### EXERCISE DESCRIPTION
Transcribe the records that follow exactly. Skip the pictures.

### TASK DATA
————————

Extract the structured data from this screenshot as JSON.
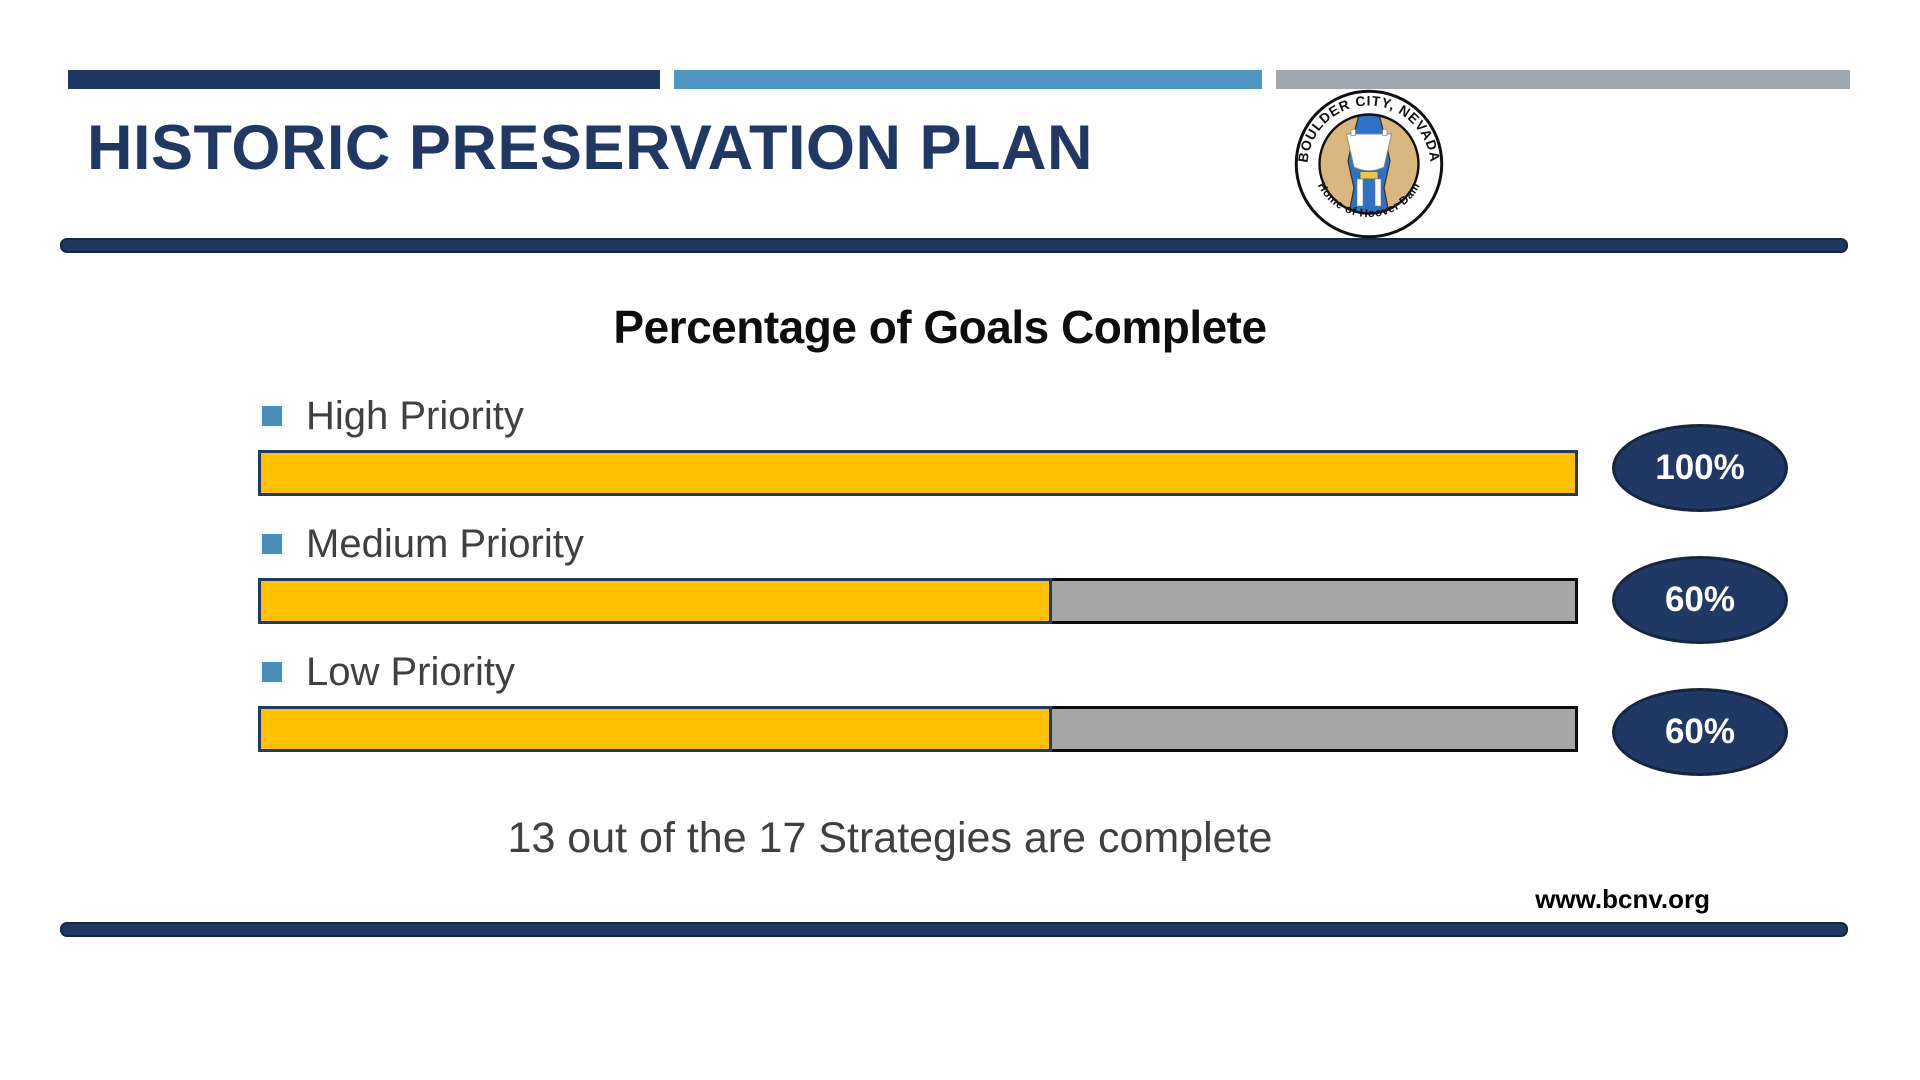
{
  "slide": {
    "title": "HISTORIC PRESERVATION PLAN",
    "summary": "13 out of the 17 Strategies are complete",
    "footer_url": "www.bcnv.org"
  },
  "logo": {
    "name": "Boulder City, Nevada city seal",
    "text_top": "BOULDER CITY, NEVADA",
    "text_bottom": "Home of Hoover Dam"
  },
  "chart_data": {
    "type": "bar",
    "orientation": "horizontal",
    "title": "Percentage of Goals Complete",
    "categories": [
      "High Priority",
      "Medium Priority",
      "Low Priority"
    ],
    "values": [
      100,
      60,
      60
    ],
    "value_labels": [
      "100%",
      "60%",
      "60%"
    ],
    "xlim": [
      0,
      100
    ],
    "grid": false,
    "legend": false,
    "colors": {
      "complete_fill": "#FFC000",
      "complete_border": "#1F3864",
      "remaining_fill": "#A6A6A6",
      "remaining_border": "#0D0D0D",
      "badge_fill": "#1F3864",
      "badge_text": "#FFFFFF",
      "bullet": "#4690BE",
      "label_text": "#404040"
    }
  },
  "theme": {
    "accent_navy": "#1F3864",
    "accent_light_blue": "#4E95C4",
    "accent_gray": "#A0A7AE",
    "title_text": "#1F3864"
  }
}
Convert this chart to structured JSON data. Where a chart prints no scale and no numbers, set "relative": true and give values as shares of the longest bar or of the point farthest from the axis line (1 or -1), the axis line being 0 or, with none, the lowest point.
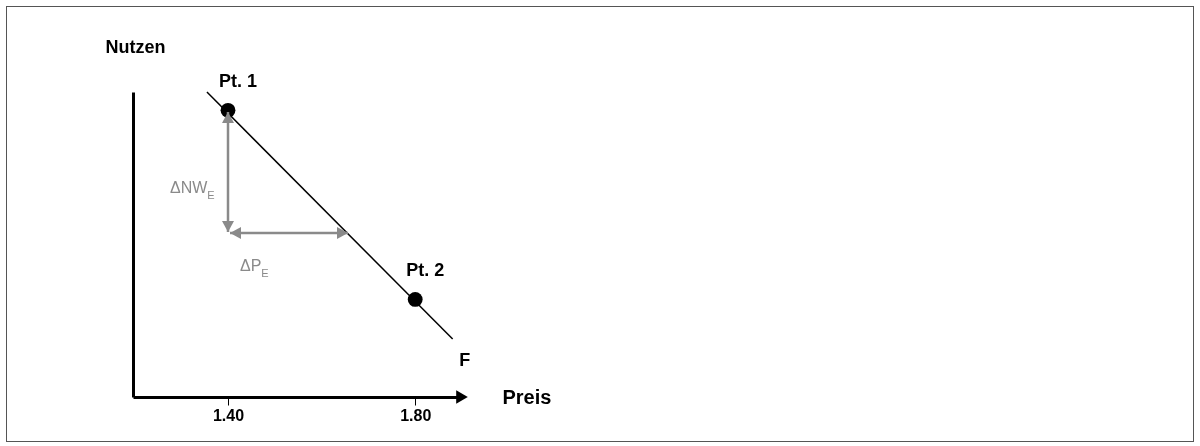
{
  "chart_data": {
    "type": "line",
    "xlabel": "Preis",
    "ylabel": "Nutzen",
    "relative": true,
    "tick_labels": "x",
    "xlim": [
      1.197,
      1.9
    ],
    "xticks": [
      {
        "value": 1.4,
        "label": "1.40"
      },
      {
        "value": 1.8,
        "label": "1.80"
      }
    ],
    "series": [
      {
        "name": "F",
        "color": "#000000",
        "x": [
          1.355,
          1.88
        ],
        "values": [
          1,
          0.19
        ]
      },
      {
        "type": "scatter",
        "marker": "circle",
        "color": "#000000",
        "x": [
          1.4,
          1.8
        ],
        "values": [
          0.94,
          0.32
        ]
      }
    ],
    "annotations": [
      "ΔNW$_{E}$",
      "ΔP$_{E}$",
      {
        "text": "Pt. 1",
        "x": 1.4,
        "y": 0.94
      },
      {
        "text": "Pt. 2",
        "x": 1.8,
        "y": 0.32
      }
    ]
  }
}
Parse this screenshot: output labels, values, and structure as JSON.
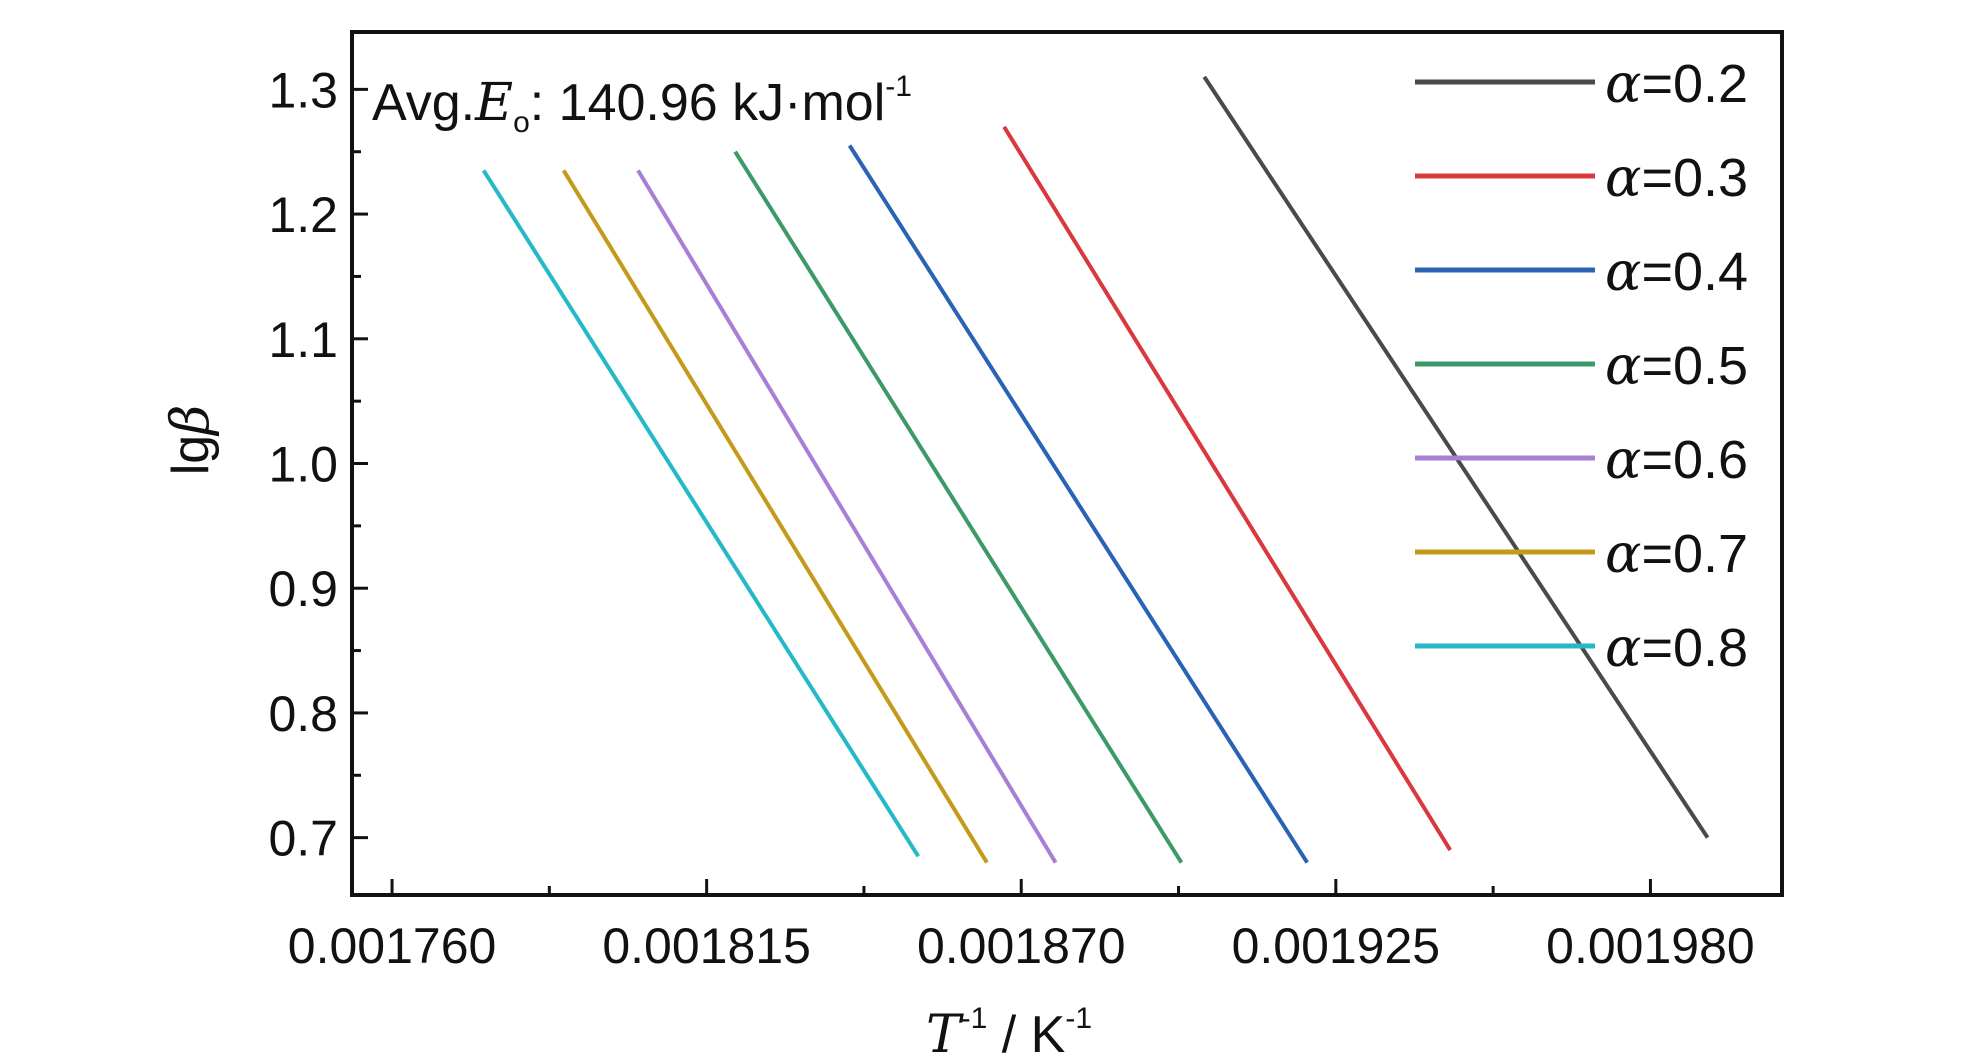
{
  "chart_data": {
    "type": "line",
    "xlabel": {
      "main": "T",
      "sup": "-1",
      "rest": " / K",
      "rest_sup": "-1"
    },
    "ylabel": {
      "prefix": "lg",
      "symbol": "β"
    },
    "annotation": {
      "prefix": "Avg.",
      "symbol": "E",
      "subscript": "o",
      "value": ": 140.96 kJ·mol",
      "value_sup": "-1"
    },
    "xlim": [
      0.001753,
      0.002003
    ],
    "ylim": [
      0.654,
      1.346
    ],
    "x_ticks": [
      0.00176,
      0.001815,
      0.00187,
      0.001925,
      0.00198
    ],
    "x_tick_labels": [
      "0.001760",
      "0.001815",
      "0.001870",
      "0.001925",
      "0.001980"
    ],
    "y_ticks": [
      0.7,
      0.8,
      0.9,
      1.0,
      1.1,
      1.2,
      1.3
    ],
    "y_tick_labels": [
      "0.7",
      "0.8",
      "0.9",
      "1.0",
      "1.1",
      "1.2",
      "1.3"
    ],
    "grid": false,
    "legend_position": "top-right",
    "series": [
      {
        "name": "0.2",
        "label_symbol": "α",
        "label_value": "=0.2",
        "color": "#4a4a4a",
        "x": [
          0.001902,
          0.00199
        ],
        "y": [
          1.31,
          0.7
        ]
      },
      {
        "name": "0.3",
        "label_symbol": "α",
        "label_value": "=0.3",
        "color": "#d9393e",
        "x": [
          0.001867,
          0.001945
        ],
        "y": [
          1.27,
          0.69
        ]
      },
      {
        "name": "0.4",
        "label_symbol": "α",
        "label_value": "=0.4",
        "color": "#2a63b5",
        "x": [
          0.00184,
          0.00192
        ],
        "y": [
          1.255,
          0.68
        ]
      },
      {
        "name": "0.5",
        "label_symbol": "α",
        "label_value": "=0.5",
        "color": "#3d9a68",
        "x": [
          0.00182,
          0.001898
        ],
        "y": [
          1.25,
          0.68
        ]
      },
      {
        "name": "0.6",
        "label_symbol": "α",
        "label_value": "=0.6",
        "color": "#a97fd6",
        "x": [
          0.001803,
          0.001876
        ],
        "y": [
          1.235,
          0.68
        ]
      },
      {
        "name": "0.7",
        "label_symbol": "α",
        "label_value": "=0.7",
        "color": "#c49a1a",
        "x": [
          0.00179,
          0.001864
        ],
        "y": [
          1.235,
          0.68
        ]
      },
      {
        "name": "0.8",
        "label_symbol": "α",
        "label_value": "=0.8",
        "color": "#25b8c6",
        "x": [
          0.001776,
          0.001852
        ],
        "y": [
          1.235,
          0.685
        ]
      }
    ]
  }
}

————————

### FULL SOLUTION
Extract the structured data from this screenshot as JSON.
{
  "slide": {
    "title": "HISTORIC PRESERVATION PLAN",
    "summary": "13 out of the 17 Strategies are complete",
    "footer_url": "www.bcnv.org"
  },
  "logo": {
    "name": "Boulder City, Nevada city seal",
    "text_top": "BOULDER CITY, NEVADA",
    "text_bottom": "Home of Hoover Dam"
  },
  "chart_data": {
    "type": "bar",
    "orientation": "horizontal",
    "title": "Percentage of Goals Complete",
    "categories": [
      "High Priority",
      "Medium Priority",
      "Low Priority"
    ],
    "values": [
      100,
      60,
      60
    ],
    "value_labels": [
      "100%",
      "60%",
      "60%"
    ],
    "xlim": [
      0,
      100
    ],
    "grid": false,
    "legend": false,
    "colors": {
      "complete_fill": "#FFC000",
      "complete_border": "#1F3864",
      "remaining_fill": "#A6A6A6",
      "remaining_border": "#0D0D0D",
      "badge_fill": "#1F3864",
      "badge_text": "#FFFFFF",
      "bullet": "#4690BE",
      "label_text": "#404040"
    }
  },
  "theme": {
    "accent_navy": "#1F3864",
    "accent_light_blue": "#4E95C4",
    "accent_gray": "#A0A7AE",
    "title_text": "#1F3864"
  }
}
Convert this chart to structured JSON data. Where a chart prints no scale and no numbers, set "relative": true and give values as shares of the longest bar or of the point farthest from the axis line (1 or -1), the axis line being 0 or, with none, the lowest point.
{
  "chart_data": {
    "type": "line",
    "xlabel": "Preis",
    "ylabel": "Nutzen",
    "relative": true,
    "tick_labels": "x",
    "xlim": [
      1.197,
      1.9
    ],
    "xticks": [
      {
        "value": 1.4,
        "label": "1.40"
      },
      {
        "value": 1.8,
        "label": "1.80"
      }
    ],
    "series": [
      {
        "name": "F",
        "color": "#000000",
        "x": [
          1.355,
          1.88
        ],
        "values": [
          1,
          0.19
        ]
      },
      {
        "type": "scatter",
        "marker": "circle",
        "color": "#000000",
        "x": [
          1.4,
          1.8
        ],
        "values": [
          0.94,
          0.32
        ]
      }
    ],
    "annotations": [
      "ΔNW$_{E}$",
      "ΔP$_{E}$",
      {
        "text": "Pt. 1",
        "x": 1.4,
        "y": 0.94
      },
      {
        "text": "Pt. 2",
        "x": 1.8,
        "y": 0.32
      }
    ]
  }
}
Parse this screenshot: output labels, values, and structure as JSON.
{
  "chart_data": {
    "type": "line",
    "xlabel": {
      "main": "T",
      "sup": "-1",
      "rest": " / K",
      "rest_sup": "-1"
    },
    "ylabel": {
      "prefix": "lg",
      "symbol": "β"
    },
    "annotation": {
      "prefix": "Avg.",
      "symbol": "E",
      "subscript": "o",
      "value": ": 140.96 kJ·mol",
      "value_sup": "-1"
    },
    "xlim": [
      0.001753,
      0.002003
    ],
    "ylim": [
      0.654,
      1.346
    ],
    "x_ticks": [
      0.00176,
      0.001815,
      0.00187,
      0.001925,
      0.00198
    ],
    "x_tick_labels": [
      "0.001760",
      "0.001815",
      "0.001870",
      "0.001925",
      "0.001980"
    ],
    "y_ticks": [
      0.7,
      0.8,
      0.9,
      1.0,
      1.1,
      1.2,
      1.3
    ],
    "y_tick_labels": [
      "0.7",
      "0.8",
      "0.9",
      "1.0",
      "1.1",
      "1.2",
      "1.3"
    ],
    "grid": false,
    "legend_position": "top-right",
    "series": [
      {
        "name": "0.2",
        "label_symbol": "α",
        "label_value": "=0.2",
        "color": "#4a4a4a",
        "x": [
          0.001902,
          0.00199
        ],
        "y": [
          1.31,
          0.7
        ]
      },
      {
        "name": "0.3",
        "label_symbol": "α",
        "label_value": "=0.3",
        "color": "#d9393e",
        "x": [
          0.001867,
          0.001945
        ],
        "y": [
          1.27,
          0.69
        ]
      },
      {
        "name": "0.4",
        "label_symbol": "α",
        "label_value": "=0.4",
        "color": "#2a63b5",
        "x": [
          0.00184,
          0.00192
        ],
        "y": [
          1.255,
          0.68
        ]
      },
      {
        "name": "0.5",
        "label_symbol": "α",
        "label_value": "=0.5",
        "color": "#3d9a68",
        "x": [
          0.00182,
          0.001898
        ],
        "y": [
          1.25,
          0.68
        ]
      },
      {
        "name": "0.6",
        "label_symbol": "α",
        "label_value": "=0.6",
        "color": "#a97fd6",
        "x": [
          0.001803,
          0.001876
        ],
        "y": [
          1.235,
          0.68
        ]
      },
      {
        "name": "0.7",
        "label_symbol": "α",
        "label_value": "=0.7",
        "color": "#c49a1a",
        "x": [
          0.00179,
          0.001864
        ],
        "y": [
          1.235,
          0.68
        ]
      },
      {
        "name": "0.8",
        "label_symbol": "α",
        "label_value": "=0.8",
        "color": "#25b8c6",
        "x": [
          0.001776,
          0.001852
        ],
        "y": [
          1.235,
          0.685
        ]
      }
    ]
  }
}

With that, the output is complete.